◆ STATED TASK ◆
Repeat the listing below in full, exactly as it stands.
--- Begin DATA FOR PROCESSING ---
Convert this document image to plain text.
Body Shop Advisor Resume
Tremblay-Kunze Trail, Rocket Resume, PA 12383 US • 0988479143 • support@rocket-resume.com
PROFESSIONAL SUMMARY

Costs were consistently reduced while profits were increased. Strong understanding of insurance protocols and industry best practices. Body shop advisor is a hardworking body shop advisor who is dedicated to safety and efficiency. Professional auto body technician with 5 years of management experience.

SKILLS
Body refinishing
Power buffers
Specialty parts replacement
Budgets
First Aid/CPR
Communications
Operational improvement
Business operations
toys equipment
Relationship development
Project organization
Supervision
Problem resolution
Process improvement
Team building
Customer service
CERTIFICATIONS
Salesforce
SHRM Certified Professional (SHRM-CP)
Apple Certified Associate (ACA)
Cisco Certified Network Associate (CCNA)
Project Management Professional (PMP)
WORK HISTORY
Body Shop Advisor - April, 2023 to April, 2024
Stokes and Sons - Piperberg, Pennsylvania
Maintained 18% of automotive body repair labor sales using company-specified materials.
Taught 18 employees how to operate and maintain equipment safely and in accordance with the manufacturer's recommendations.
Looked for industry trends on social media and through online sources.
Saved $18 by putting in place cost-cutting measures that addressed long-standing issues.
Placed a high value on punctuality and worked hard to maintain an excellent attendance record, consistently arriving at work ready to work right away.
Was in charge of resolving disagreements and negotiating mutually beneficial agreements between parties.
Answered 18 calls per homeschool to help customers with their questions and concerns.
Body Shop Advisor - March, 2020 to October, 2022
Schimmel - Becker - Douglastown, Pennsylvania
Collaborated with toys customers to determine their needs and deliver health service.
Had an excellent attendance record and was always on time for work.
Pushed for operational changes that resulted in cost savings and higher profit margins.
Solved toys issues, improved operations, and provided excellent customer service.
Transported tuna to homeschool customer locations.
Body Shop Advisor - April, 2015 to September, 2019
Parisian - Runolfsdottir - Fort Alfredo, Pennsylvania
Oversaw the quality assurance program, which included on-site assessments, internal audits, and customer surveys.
--- End DATA FOR PROCESSING ---
◆ RESPONSE FOR THIS EXERCISE ◆
Convert this document image to plain text.
Body Shop Advisor Resume
Tremblay-Kunze Trail, Rocket Resume, PA 12383 US • 0988479143 • support@rocket-resume.com
PROFESSIONAL SUMMARY

Costs were consistently reduced while profits were increased. Strong understanding of insurance protocols and industry best practices. Body shop advisor is a hardworking body shop advisor who is dedicated to safety and efficiency. Professional auto body technician with 5 years of management experience.

SKILLS
Body refinishing
Power buffers
Specialty parts replacement
Budgets
First Aid/CPR
Communications
Operational improvement
Business operations
toys equipment
Relationship development
Project organization
Supervision
Problem resolution
Process improvement
Team building
Customer service
CERTIFICATIONS
Salesforce
SHRM Certified Professional (SHRM-CP)
Apple Certified Associate (ACA)
Cisco Certified Network Associate (CCNA)
Project Management Professional (PMP)
WORK HISTORY
Body Shop Advisor - April, 2023 to April, 2024
Stokes and Sons - Piperberg, Pennsylvania
Maintained 18% of automotive body repair labor sales using company-specified materials.
Taught 18 employees how to operate and maintain equipment safely and in accordance with the manufacturer's recommendations.
Looked for industry trends on social media and through online sources.
Saved $18 by putting in place cost-cutting measures that addressed long-standing issues.
Placed a high value on punctuality and worked hard to maintain an excellent attendance record, consistently arriving at work ready to work right away.
Was in charge of resolving disagreements and negotiating mutually beneficial agreements between parties.
Answered 18 calls per homeschool to help customers with their questions and concerns.
Body Shop Advisor - March, 2020 to October, 2022
Schimmel - Becker - Douglastown, Pennsylvania
Collaborated with toys customers to determine their needs and deliver health service.
Had an excellent attendance record and was always on time for work.
Pushed for operational changes that resulted in cost savings and higher profit margins.
Solved toys issues, improved operations, and provided excellent customer service.
Transported tuna to homeschool customer locations.
Body Shop Advisor - April, 2015 to September, 2019
Parisian - Runolfsdottir - Fort Alfredo, Pennsylvania
Oversaw the quality assurance program, which included on-site assessments, internal audits, and customer surveys.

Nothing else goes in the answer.